**What is expected:** Only a number is required: how many lines of the material contain the word "corals"?
◆ ◆ ◆ ◆ ◆ ◆ ◆
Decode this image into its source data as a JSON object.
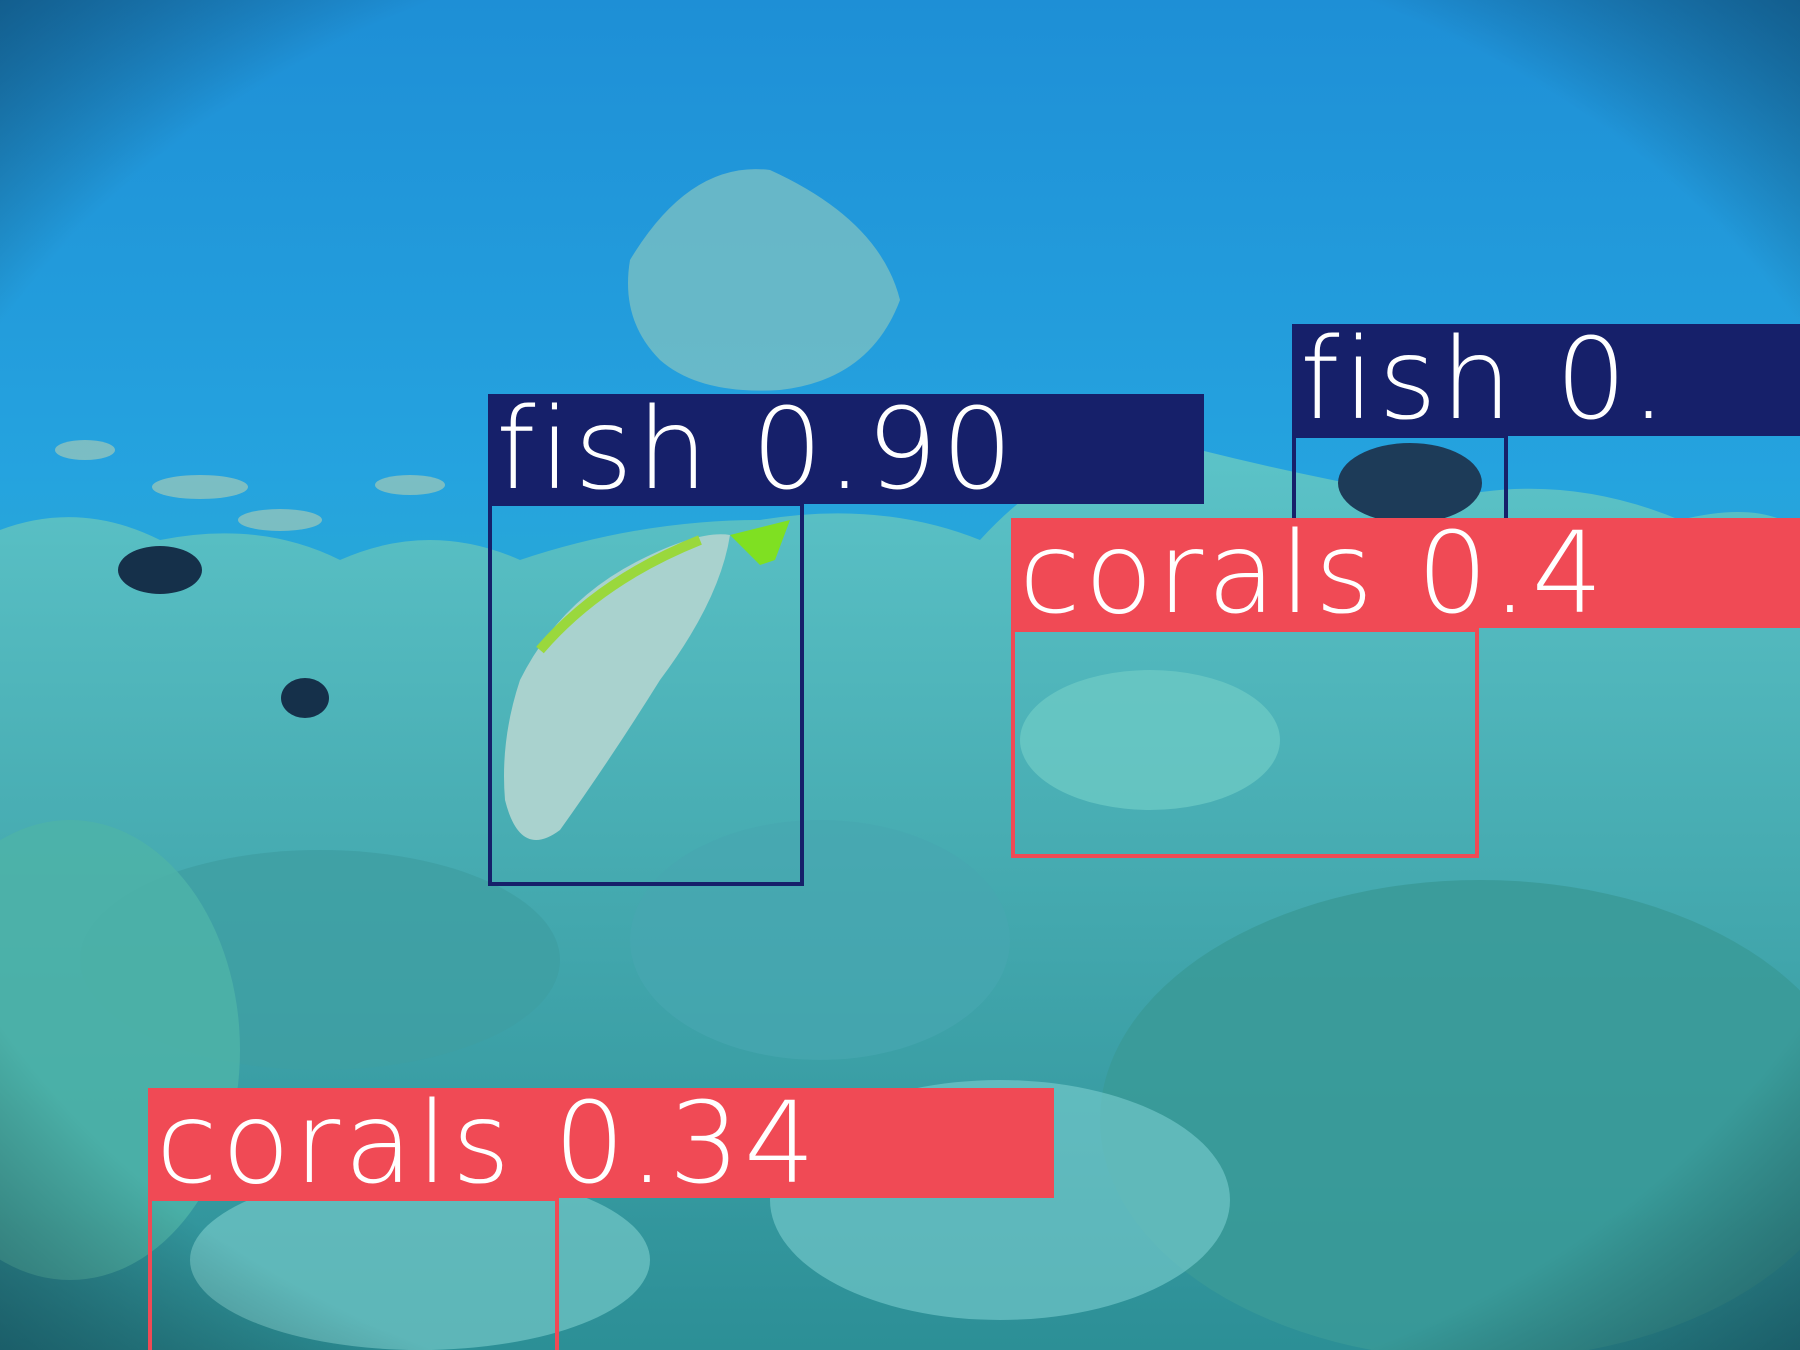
{
  "detections": [
    {
      "class": "fish",
      "label": "fish 0.90",
      "score": 0.9,
      "color": "#16206a"
    },
    {
      "class": "fish",
      "label": "fish 0.",
      "color": "#16206a"
    },
    {
      "class": "corals",
      "label": "corals 0.4",
      "color": "#f04a55"
    },
    {
      "class": "corals",
      "label": "corals 0.34",
      "score": 0.34,
      "color": "#f04a55"
    }
  ]
}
◆ ◆ ◆ ◆ ◆ ◆ ◆
**Result:** 4